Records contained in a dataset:
┄┄┄┄┄┄
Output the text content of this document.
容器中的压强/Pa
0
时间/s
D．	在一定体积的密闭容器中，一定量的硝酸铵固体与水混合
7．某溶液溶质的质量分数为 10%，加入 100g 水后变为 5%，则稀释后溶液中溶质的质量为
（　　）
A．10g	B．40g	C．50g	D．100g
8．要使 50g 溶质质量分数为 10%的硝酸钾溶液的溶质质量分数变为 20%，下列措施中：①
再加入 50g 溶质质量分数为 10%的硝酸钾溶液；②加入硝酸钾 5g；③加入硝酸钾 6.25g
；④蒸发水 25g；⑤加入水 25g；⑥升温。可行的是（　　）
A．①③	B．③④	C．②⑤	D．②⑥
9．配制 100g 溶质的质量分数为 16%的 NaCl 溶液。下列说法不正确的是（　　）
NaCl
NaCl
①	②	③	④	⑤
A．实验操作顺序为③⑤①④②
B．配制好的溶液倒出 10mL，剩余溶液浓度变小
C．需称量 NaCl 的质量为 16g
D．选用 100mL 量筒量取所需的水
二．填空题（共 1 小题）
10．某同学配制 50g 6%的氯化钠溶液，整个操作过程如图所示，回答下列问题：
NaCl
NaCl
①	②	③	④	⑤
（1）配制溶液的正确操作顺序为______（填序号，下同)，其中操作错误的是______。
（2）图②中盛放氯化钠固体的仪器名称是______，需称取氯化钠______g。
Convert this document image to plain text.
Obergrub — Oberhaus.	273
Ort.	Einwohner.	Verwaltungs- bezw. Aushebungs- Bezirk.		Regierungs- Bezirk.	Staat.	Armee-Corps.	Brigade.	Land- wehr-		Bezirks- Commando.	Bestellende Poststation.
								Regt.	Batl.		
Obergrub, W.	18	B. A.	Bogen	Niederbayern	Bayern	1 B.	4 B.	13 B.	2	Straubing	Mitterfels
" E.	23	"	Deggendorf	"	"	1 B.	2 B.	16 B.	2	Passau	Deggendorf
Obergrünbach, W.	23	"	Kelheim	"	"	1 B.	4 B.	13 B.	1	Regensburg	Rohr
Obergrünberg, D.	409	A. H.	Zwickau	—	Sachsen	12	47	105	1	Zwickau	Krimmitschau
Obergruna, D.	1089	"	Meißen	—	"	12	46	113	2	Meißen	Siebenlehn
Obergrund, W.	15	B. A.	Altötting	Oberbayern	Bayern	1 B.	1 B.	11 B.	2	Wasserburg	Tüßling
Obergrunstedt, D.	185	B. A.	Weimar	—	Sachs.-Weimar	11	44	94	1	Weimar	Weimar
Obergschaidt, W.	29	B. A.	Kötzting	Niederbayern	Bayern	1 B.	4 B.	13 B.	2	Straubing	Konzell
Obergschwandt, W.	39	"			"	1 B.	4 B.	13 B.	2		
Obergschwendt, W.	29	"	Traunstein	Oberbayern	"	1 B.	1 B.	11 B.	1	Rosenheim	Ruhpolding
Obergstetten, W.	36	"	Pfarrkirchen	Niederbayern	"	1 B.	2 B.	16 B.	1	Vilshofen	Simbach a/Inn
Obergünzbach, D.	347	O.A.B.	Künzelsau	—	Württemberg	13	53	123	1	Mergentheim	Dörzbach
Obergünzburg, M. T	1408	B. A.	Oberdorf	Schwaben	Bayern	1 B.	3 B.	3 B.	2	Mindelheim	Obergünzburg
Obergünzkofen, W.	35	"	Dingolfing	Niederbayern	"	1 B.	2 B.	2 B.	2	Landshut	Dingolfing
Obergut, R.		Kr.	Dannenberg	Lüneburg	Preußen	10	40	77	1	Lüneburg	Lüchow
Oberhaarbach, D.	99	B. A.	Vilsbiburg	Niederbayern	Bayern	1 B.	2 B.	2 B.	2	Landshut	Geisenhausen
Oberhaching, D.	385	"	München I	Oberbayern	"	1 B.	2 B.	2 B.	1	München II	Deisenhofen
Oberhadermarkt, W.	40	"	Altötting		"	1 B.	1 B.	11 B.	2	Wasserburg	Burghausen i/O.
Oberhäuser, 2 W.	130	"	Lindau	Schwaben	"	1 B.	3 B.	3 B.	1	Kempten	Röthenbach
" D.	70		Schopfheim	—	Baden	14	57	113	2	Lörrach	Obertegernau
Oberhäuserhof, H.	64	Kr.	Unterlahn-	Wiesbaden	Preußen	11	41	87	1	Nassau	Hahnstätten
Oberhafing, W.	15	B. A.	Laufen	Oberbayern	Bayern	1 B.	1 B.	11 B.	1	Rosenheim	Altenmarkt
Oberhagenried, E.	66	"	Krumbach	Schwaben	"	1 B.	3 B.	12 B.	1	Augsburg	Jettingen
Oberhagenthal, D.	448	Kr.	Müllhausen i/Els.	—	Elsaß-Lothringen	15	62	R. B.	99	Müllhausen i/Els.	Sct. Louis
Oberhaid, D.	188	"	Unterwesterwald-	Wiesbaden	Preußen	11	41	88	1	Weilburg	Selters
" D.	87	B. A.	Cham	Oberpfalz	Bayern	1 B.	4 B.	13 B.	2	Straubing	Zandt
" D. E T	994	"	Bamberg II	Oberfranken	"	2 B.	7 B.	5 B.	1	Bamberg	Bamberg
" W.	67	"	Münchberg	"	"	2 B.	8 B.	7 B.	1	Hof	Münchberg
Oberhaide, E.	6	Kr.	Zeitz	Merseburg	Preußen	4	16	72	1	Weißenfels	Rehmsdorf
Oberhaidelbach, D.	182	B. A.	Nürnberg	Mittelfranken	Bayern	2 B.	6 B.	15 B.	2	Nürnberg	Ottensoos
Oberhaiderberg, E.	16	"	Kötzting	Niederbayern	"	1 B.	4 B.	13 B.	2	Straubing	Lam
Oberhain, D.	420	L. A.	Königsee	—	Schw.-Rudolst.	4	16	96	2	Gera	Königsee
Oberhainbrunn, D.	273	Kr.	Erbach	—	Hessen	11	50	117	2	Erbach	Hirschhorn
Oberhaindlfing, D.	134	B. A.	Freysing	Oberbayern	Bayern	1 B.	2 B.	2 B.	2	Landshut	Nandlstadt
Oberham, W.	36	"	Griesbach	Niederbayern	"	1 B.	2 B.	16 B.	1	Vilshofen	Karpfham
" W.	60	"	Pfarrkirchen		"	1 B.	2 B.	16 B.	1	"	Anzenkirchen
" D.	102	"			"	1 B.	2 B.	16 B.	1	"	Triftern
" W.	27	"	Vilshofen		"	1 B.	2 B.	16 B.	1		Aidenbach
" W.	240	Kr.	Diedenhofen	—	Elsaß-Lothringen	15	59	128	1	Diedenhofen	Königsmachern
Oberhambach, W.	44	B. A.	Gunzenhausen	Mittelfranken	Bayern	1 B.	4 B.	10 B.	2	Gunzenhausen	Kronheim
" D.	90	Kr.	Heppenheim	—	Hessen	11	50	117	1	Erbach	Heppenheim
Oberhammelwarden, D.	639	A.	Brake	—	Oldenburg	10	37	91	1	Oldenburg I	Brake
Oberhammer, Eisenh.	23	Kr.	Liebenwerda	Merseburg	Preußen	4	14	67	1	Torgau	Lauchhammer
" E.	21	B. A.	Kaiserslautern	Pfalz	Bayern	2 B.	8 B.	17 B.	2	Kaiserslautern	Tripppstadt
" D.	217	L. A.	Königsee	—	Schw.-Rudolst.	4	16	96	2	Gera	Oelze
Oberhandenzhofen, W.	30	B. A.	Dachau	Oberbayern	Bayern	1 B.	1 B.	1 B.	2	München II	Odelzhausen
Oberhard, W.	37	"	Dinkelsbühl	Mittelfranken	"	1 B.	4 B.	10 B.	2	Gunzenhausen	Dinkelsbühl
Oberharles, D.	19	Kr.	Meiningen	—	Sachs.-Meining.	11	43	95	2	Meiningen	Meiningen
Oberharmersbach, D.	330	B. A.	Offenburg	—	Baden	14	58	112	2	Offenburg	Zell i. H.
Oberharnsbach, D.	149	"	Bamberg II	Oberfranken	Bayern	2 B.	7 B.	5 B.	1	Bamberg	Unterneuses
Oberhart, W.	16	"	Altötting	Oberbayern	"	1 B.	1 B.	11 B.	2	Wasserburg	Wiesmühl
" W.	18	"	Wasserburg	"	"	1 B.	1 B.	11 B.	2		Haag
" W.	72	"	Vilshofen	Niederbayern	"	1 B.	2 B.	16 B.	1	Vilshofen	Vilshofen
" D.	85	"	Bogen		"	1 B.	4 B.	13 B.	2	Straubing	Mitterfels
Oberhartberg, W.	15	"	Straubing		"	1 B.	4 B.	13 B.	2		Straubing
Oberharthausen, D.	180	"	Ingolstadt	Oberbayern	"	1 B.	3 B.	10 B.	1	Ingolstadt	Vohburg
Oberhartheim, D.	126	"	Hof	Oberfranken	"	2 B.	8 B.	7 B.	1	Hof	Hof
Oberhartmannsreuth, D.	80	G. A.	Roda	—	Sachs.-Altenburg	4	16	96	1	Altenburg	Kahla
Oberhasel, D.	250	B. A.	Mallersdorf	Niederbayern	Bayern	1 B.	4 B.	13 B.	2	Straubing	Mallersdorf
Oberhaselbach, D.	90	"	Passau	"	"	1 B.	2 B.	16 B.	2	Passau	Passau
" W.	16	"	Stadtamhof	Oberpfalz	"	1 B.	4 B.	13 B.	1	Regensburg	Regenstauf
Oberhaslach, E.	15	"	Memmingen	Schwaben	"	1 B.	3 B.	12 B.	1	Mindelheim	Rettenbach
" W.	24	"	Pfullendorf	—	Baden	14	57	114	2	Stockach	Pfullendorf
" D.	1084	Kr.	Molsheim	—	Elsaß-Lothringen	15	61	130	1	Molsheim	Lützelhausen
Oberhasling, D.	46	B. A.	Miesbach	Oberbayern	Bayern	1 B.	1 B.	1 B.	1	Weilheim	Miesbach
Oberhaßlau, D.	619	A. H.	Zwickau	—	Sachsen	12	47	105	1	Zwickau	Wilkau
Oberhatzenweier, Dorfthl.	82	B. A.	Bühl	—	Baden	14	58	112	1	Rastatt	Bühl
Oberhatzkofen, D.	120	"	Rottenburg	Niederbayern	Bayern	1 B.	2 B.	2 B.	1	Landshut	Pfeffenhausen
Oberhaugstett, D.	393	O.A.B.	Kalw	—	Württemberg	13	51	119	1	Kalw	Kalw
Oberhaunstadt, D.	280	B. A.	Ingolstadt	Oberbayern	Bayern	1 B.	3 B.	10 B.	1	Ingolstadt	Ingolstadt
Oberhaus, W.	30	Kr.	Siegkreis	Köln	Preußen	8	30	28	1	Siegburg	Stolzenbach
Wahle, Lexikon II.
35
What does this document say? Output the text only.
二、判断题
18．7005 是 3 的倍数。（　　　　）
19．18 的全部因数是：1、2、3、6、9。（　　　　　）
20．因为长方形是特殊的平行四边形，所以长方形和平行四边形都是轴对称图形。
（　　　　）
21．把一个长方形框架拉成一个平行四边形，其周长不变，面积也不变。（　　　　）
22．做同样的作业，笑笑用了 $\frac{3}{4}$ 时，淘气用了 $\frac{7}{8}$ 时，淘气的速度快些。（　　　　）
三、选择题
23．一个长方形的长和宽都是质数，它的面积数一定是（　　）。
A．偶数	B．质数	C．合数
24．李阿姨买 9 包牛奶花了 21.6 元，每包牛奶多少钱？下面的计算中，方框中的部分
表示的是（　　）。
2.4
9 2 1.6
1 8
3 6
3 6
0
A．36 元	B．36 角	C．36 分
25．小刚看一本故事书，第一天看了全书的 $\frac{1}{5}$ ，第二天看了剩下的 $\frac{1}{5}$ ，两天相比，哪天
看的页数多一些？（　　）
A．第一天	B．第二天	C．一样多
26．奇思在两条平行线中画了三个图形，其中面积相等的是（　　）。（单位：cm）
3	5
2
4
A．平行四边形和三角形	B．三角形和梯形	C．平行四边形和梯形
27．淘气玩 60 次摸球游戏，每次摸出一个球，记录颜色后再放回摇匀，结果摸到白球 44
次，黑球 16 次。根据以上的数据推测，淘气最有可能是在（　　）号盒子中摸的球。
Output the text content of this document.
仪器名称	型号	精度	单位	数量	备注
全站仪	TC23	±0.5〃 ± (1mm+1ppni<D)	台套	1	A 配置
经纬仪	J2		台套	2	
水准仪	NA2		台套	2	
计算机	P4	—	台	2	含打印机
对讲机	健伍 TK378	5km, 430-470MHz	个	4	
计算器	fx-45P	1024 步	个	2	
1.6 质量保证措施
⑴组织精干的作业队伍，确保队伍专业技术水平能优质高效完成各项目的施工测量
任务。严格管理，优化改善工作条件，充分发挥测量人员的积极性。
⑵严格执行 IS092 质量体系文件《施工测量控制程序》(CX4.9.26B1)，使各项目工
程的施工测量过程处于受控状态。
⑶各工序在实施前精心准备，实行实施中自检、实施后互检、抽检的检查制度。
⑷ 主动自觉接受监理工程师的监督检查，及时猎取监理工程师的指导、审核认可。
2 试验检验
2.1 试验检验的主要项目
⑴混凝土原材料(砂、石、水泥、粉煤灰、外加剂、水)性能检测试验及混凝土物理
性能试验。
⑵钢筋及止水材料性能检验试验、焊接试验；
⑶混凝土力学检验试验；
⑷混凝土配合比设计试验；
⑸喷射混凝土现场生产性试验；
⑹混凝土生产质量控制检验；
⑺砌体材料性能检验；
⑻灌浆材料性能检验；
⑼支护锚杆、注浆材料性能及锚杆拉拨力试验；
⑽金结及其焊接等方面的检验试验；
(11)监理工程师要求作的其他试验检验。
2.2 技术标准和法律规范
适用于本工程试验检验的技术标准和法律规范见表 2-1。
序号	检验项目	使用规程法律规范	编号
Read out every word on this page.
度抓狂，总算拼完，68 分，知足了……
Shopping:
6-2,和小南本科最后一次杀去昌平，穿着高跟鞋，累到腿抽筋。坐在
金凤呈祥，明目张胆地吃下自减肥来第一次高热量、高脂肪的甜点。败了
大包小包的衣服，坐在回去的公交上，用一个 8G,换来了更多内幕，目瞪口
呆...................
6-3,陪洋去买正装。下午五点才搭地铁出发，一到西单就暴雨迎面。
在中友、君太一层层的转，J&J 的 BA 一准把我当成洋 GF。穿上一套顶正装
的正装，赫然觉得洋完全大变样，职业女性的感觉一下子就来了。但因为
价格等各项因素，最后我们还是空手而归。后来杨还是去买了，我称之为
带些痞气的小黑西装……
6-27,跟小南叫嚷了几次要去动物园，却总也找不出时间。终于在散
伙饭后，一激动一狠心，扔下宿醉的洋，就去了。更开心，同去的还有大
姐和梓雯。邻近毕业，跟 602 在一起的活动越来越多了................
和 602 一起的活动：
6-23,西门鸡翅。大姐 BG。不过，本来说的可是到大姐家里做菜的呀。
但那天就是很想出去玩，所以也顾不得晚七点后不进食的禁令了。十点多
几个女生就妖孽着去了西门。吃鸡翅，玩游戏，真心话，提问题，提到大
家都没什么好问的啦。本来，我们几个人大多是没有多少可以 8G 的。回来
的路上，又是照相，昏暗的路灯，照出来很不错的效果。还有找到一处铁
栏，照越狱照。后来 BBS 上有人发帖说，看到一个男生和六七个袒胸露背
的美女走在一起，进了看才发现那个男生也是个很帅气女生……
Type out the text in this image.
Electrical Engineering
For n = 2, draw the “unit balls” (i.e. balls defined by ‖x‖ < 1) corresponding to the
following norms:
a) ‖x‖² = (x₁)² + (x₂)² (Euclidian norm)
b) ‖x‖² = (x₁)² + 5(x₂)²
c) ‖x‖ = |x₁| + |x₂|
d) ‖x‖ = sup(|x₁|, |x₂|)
┄┄┄┄┄┄
**What is required**: Your task is to list each line of the records with the word "Kötzting".

**Complete answer**:
Obergschaidt, W.	29	B. A.	Kötzting	Niederbayern	Bayern	1 B.	4 B.	13 B.	2	Straubing	Konzell
Oberhaiderberg, E.	16	"	Kötzting	Niederbayern	"	1 B.	4 B.	13 B.	2	Straubing	Lam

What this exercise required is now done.